WHAT IS NEEDED: Print every entry exactly as written.
-- BEGIN MATERIAL --
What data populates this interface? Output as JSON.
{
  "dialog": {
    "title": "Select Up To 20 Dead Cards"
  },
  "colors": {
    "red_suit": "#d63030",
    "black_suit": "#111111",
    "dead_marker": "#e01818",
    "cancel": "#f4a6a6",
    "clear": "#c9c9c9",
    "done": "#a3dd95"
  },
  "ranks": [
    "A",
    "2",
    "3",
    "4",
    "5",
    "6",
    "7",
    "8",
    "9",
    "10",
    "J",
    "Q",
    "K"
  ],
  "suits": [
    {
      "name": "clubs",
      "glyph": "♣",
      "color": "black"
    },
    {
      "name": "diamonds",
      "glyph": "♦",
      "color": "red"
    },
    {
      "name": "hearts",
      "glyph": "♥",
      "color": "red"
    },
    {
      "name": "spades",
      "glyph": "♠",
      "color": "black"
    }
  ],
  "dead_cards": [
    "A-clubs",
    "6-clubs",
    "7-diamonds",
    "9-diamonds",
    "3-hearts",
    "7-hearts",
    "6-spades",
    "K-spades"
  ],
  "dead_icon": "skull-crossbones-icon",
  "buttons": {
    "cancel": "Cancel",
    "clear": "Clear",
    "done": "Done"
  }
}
-- END MATERIAL --
WRITTEN ANSWER:
What data populates this interface? Output as JSON.
{
  "dialog": {
    "title": "Select Up To 20 Dead Cards"
  },
  "colors": {
    "red_suit": "#d63030",
    "black_suit": "#111111",
    "dead_marker": "#e01818",
    "cancel": "#f4a6a6",
    "clear": "#c9c9c9",
    "done": "#a3dd95"
  },
  "ranks": [
    "A",
    "2",
    "3",
    "4",
    "5",
    "6",
    "7",
    "8",
    "9",
    "10",
    "J",
    "Q",
    "K"
  ],
  "suits": [
    {
      "name": "clubs",
      "glyph": "♣",
      "color": "black"
    },
    {
      "name": "diamonds",
      "glyph": "♦",
      "color": "red"
    },
    {
      "name": "hearts",
      "glyph": "♥",
      "color": "red"
    },
    {
      "name": "spades",
      "glyph": "♠",
      "color": "black"
    }
  ],
  "dead_cards": [
    "A-clubs",
    "6-clubs",
    "7-diamonds",
    "9-diamonds",
    "3-hearts",
    "7-hearts",
    "6-spades",
    "K-spades"
  ],
  "dead_icon": "skull-crossbones-icon",
  "buttons": {
    "cancel": "Cancel",
    "clear": "Clear",
    "done": "Done"
  }
}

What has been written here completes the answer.